- [What to do]: Reproduce each line that includes the word "anderen".

[begin Available data]

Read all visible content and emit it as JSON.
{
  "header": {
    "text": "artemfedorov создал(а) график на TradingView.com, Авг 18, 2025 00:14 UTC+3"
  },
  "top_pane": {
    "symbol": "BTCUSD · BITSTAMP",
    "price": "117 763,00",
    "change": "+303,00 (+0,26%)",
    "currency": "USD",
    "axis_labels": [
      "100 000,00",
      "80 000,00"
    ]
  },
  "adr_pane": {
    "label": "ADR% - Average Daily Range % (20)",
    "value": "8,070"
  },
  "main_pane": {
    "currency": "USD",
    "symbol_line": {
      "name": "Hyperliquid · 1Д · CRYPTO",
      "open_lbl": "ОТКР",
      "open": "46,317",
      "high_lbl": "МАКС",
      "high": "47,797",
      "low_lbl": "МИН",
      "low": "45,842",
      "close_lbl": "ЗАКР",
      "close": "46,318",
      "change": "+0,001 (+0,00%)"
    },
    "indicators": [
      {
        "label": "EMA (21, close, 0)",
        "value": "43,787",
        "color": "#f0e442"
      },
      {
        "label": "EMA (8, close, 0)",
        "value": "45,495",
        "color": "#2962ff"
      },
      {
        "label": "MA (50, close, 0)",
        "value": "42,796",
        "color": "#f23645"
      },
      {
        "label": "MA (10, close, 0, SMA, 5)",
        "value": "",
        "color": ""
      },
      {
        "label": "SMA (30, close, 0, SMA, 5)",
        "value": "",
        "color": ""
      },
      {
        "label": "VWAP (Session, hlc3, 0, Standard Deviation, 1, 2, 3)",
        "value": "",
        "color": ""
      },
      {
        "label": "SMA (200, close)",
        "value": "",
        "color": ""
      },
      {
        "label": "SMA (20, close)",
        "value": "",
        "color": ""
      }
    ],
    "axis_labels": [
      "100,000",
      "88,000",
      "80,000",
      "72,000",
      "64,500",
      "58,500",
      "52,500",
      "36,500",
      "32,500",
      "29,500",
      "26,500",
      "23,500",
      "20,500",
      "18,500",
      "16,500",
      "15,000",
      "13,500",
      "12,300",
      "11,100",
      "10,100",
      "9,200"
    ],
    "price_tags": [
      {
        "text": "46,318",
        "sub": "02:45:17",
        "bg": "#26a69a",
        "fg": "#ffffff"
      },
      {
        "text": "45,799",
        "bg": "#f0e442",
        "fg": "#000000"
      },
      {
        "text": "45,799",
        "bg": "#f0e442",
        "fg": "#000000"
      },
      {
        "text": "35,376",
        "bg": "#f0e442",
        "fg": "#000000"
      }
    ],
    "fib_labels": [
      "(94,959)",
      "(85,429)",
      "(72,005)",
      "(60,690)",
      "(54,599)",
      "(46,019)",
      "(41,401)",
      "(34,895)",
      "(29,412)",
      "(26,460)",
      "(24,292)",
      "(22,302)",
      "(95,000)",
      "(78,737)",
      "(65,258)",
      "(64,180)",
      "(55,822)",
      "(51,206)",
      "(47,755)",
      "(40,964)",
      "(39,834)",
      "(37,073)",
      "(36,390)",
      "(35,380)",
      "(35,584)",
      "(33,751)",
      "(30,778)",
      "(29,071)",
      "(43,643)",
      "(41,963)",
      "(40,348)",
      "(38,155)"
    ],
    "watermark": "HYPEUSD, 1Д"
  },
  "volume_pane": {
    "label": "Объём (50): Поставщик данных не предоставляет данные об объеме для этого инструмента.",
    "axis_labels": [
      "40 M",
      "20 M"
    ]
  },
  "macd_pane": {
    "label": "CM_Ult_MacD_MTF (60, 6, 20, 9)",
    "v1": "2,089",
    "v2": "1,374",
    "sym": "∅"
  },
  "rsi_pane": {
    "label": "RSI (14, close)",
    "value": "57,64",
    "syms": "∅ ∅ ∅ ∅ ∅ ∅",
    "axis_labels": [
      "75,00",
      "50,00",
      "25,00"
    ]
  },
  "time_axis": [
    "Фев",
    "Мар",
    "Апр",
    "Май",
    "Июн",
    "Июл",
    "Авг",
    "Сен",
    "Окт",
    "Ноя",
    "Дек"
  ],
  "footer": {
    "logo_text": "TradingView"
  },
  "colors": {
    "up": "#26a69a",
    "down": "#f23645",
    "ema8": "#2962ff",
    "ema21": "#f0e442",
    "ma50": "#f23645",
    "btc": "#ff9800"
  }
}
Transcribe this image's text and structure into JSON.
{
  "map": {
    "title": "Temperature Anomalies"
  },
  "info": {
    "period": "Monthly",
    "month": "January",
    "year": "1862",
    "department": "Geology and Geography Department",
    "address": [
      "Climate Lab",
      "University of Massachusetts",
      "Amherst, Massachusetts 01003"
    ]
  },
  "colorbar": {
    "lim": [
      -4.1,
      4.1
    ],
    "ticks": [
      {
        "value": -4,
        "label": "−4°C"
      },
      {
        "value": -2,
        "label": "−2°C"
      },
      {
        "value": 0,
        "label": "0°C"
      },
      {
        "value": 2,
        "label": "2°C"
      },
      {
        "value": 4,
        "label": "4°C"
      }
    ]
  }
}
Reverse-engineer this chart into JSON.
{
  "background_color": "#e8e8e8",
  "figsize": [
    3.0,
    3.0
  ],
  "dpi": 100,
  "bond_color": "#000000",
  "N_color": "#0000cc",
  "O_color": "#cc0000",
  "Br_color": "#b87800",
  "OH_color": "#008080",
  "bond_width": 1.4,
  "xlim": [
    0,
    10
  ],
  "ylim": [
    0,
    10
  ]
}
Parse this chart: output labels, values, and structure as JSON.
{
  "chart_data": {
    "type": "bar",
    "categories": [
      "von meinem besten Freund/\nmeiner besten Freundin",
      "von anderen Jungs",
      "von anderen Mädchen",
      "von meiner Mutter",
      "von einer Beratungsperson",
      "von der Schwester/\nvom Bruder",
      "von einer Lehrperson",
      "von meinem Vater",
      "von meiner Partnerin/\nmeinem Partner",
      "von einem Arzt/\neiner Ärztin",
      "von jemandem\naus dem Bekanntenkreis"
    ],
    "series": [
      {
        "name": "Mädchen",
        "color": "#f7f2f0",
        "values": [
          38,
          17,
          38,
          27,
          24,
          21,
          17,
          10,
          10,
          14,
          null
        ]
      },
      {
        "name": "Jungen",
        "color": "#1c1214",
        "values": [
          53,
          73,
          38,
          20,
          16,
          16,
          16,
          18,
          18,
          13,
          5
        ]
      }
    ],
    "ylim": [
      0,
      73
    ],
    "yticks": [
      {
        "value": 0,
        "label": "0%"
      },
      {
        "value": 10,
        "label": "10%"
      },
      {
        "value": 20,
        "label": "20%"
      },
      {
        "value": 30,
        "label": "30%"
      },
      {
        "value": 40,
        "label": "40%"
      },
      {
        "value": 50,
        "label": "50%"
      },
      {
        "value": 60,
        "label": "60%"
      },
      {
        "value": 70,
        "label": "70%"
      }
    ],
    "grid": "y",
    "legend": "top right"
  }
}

[end Available data]

- [Output for this exercise]:
      "von anderen Jungs",
      "von anderen Mädchen",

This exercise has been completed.